# OBJECTIVE
Print all the records exactly, please.

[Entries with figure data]
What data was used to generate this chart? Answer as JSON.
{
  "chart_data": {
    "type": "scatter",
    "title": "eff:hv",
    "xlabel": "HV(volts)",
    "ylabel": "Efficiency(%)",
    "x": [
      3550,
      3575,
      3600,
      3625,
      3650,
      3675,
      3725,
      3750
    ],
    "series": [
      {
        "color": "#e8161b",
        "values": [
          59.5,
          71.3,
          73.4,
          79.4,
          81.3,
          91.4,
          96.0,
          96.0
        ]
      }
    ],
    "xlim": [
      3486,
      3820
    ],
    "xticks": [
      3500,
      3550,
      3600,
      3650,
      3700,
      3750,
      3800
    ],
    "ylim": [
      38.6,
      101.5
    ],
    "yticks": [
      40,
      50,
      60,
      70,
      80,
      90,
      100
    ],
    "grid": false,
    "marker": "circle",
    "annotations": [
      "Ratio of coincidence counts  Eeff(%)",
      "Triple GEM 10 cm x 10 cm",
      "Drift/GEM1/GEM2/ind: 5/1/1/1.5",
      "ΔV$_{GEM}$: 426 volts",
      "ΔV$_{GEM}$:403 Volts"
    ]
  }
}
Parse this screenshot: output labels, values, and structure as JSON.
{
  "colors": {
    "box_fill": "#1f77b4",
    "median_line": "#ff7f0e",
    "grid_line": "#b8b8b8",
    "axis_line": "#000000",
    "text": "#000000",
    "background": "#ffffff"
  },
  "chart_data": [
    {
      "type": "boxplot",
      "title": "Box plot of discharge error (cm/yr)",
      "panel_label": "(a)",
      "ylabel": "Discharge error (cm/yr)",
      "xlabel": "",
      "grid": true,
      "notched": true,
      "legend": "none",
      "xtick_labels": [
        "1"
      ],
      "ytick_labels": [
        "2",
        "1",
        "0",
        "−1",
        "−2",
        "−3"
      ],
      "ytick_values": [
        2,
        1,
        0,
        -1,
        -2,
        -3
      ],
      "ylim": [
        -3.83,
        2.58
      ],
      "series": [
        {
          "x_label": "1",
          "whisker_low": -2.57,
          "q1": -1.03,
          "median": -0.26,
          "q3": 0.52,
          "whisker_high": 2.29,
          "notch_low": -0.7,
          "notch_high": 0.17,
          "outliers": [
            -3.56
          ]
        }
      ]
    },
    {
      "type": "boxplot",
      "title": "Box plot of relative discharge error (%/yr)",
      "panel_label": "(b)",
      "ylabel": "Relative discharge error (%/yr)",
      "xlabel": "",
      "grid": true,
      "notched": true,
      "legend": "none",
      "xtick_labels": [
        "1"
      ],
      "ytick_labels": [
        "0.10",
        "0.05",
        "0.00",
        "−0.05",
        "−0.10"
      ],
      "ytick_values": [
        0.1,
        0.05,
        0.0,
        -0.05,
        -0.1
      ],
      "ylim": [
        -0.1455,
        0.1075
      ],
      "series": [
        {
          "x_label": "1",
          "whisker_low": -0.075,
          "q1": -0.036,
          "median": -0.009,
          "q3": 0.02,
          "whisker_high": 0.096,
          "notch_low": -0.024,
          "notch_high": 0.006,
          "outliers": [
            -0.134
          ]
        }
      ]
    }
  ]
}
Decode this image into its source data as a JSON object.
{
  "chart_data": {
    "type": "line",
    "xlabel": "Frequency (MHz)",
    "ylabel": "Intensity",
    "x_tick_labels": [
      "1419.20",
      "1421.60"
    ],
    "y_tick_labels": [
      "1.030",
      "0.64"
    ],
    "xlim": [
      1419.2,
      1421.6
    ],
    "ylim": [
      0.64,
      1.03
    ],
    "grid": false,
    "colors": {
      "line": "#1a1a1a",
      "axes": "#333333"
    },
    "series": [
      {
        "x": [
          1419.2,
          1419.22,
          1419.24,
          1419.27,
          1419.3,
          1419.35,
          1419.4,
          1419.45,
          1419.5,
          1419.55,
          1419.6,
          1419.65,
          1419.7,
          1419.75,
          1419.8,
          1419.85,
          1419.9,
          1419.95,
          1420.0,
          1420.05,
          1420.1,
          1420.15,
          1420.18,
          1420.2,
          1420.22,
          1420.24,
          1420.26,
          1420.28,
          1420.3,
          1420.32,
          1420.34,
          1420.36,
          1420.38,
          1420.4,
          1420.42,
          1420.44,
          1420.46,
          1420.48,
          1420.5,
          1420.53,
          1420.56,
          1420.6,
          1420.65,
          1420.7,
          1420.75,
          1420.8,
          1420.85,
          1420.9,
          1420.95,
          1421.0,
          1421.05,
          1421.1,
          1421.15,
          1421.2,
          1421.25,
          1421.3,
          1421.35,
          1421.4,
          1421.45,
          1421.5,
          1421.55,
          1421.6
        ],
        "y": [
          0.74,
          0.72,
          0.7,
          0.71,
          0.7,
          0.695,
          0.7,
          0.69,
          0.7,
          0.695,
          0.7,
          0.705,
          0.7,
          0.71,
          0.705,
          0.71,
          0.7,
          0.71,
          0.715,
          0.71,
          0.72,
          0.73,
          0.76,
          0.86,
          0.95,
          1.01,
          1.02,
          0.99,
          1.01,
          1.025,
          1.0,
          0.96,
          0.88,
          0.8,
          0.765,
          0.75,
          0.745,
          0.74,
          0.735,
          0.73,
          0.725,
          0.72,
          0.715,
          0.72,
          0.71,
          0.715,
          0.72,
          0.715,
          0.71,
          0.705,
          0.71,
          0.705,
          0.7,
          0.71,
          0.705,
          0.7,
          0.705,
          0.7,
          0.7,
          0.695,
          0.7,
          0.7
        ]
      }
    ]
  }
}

# EXERCISE RESPONSE
What data was used to generate this chart? Answer as JSON.
{
  "chart_data": {
    "type": "scatter",
    "title": "eff:hv",
    "xlabel": "HV(volts)",
    "ylabel": "Efficiency(%)",
    "x": [
      3550,
      3575,
      3600,
      3625,
      3650,
      3675,
      3725,
      3750
    ],
    "series": [
      {
        "color": "#e8161b",
        "values": [
          59.5,
          71.3,
          73.4,
          79.4,
          81.3,
          91.4,
          96.0,
          96.0
        ]
      }
    ],
    "xlim": [
      3486,
      3820
    ],
    "xticks": [
      3500,
      3550,
      3600,
      3650,
      3700,
      3750,
      3800
    ],
    "ylim": [
      38.6,
      101.5
    ],
    "yticks": [
      40,
      50,
      60,
      70,
      80,
      90,
      100
    ],
    "grid": false,
    "marker": "circle",
    "annotations": [
      "Ratio of coincidence counts  Eeff(%)",
      "Triple GEM 10 cm x 10 cm",
      "Drift/GEM1/GEM2/ind: 5/1/1/1.5",
      "ΔV$_{GEM}$: 426 volts",
      "ΔV$_{GEM}$:403 Volts"
    ]
  }
}
Parse this screenshot: output labels, values, and structure as JSON.
{
  "colors": {
    "box_fill": "#1f77b4",
    "median_line": "#ff7f0e",
    "grid_line": "#b8b8b8",
    "axis_line": "#000000",
    "text": "#000000",
    "background": "#ffffff"
  },
  "chart_data": [
    {
      "type": "boxplot",
      "title": "Box plot of discharge error (cm/yr)",
      "panel_label": "(a)",
      "ylabel": "Discharge error (cm/yr)",
      "xlabel": "",
      "grid": true,
      "notched": true,
      "legend": "none",
      "xtick_labels": [
        "1"
      ],
      "ytick_labels": [
        "2",
        "1",
        "0",
        "−1",
        "−2",
        "−3"
      ],
      "ytick_values": [
        2,
        1,
        0,
        -1,
        -2,
        -3
      ],
      "ylim": [
        -3.83,
        2.58
      ],
      "series": [
        {
          "x_label": "1",
          "whisker_low": -2.57,
          "q1": -1.03,
          "median": -0.26,
          "q3": 0.52,
          "whisker_high": 2.29,
          "notch_low": -0.7,
          "notch_high": 0.17,
          "outliers": [
            -3.56
          ]
        }
      ]
    },
    {
      "type": "boxplot",
      "title": "Box plot of relative discharge error (%/yr)",
      "panel_label": "(b)",
      "ylabel": "Relative discharge error (%/yr)",
      "xlabel": "",
      "grid": true,
      "notched": true,
      "legend": "none",
      "xtick_labels": [
        "1"
      ],
      "ytick_labels": [
        "0.10",
        "0.05",
        "0.00",
        "−0.05",
        "−0.10"
      ],
      "ytick_values": [
        0.1,
        0.05,
        0.0,
        -0.05,
        -0.1
      ],
      "ylim": [
        -0.1455,
        0.1075
      ],
      "series": [
        {
          "x_label": "1",
          "whisker_low": -0.075,
          "q1": -0.036,
          "median": -0.009,
          "q3": 0.02,
          "whisker_high": 0.096,
          "notch_low": -0.024,
          "notch_high": 0.006,
          "outliers": [
            -0.134
          ]
        }
      ]
    }
  ]
}
Decode this image into its source data as a JSON object.
{
  "chart_data": {
    "type": "line",
    "xlabel": "Frequency (MHz)",
    "ylabel": "Intensity",
    "x_tick_labels": [
      "1419.20",
      "1421.60"
    ],
    "y_tick_labels": [
      "1.030",
      "0.64"
    ],
    "xlim": [
      1419.2,
      1421.6
    ],
    "ylim": [
      0.64,
      1.03
    ],
    "grid": false,
    "colors": {
      "line": "#1a1a1a",
      "axes": "#333333"
    },
    "series": [
      {
        "x": [
          1419.2,
          1419.22,
          1419.24,
          1419.27,
          1419.3,
          1419.35,
          1419.4,
          1419.45,
          1419.5,
          1419.55,
          1419.6,
          1419.65,
          1419.7,
          1419.75,
          1419.8,
          1419.85,
          1419.9,
          1419.95,
          1420.0,
          1420.05,
          1420.1,
          1420.15,
          1420.18,
          1420.2,
          1420.22,
          1420.24,
          1420.26,
          1420.28,
          1420.3,
          1420.32,
          1420.34,
          1420.36,
          1420.38,
          1420.4,
          1420.42,
          1420.44,
          1420.46,
          1420.48,
          1420.5,
          1420.53,
          1420.56,
          1420.6,
          1420.65,
          1420.7,
          1420.75,
          1420.8,
          1420.85,
          1420.9,
          1420.95,
          1421.0,
          1421.05,
          1421.1,
          1421.15,
          1421.2,
          1421.25,
          1421.3,
          1421.35,
          1421.4,
          1421.45,
          1421.5,
          1421.55,
          1421.6
        ],
        "y": [
          0.74,
          0.72,
          0.7,
          0.71,
          0.7,
          0.695,
          0.7,
          0.69,
          0.7,
          0.695,
          0.7,
          0.705,
          0.7,
          0.71,
          0.705,
          0.71,
          0.7,
          0.71,
          0.715,
          0.71,
          0.72,
          0.73,
          0.76,
          0.86,
          0.95,
          1.01,
          1.02,
          0.99,
          1.01,
          1.025,
          1.0,
          0.96,
          0.88,
          0.8,
          0.765,
          0.75,
          0.745,
          0.74,
          0.735,
          0.73,
          0.725,
          0.72,
          0.715,
          0.72,
          0.71,
          0.715,
          0.72,
          0.715,
          0.71,
          0.705,
          0.71,
          0.705,
          0.7,
          0.71,
          0.705,
          0.7,
          0.705,
          0.7,
          0.7,
          0.695,
          0.7,
          0.7
        ]
      }
    ]
  }
}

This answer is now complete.